## BEGIN
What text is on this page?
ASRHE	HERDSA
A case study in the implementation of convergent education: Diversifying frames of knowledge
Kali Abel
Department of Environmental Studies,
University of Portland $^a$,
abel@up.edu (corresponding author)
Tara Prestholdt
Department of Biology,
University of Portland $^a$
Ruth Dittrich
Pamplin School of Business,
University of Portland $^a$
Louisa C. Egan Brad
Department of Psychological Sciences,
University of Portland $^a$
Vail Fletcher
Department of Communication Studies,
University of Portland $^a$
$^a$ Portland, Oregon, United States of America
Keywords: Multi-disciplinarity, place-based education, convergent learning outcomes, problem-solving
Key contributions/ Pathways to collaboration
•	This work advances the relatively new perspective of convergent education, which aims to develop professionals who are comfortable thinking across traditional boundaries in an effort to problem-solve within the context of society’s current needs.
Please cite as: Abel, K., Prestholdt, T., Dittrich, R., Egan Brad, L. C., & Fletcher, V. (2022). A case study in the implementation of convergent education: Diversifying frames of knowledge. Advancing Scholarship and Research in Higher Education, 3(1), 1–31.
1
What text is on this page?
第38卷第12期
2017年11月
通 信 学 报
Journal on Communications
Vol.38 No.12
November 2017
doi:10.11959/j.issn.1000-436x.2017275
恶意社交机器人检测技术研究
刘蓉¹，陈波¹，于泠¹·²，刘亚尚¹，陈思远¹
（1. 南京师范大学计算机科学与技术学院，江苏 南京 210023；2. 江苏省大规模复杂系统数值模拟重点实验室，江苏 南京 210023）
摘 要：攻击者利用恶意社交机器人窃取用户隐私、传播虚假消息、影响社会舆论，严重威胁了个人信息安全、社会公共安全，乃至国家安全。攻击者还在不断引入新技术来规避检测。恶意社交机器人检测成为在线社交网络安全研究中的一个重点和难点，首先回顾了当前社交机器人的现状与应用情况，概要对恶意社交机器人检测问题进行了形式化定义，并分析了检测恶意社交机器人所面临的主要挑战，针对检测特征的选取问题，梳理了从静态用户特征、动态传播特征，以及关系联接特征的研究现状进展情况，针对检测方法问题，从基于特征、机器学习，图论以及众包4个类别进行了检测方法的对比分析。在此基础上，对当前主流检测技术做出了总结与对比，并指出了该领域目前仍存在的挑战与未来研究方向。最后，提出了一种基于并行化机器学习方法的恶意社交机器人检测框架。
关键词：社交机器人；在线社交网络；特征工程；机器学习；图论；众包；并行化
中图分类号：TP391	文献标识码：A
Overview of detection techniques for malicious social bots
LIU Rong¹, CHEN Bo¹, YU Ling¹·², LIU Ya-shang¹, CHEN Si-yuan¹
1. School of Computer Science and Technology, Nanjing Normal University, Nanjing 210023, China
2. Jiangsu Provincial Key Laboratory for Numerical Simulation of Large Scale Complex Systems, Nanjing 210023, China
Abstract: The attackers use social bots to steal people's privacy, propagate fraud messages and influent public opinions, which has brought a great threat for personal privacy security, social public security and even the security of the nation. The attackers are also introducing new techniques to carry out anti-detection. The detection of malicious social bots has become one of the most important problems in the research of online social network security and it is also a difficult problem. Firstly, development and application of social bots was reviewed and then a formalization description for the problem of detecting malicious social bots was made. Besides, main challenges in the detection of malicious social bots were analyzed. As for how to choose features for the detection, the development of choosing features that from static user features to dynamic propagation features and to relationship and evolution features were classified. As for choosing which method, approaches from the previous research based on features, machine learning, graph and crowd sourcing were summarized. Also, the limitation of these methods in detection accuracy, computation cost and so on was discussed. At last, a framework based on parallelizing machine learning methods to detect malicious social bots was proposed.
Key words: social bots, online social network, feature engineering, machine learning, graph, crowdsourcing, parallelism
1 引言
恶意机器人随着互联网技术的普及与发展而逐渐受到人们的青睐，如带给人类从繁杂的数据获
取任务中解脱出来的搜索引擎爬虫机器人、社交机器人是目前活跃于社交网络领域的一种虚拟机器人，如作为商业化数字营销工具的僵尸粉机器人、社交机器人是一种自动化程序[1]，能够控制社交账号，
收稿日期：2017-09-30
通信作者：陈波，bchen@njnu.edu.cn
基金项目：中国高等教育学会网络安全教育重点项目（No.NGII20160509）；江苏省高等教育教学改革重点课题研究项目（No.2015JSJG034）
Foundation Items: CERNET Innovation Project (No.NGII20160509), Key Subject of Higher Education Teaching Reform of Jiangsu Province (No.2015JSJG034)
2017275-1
## END
§ **Required work**
Pull out the lines above in which the word "study" appears.

§ **Solution to the exercise**
A case study in the implementation of convergent education: Diversifying frames of knowledge
Please cite as: Abel, K., Prestholdt, T., Dittrich, R., Egan Brad, L. C., & Fletcher, V. (2022). A case study in the implementation of convergent education: Diversifying frames of knowledge. Advancing Scholarship and Research in Higher Education, 3(1), 1–31.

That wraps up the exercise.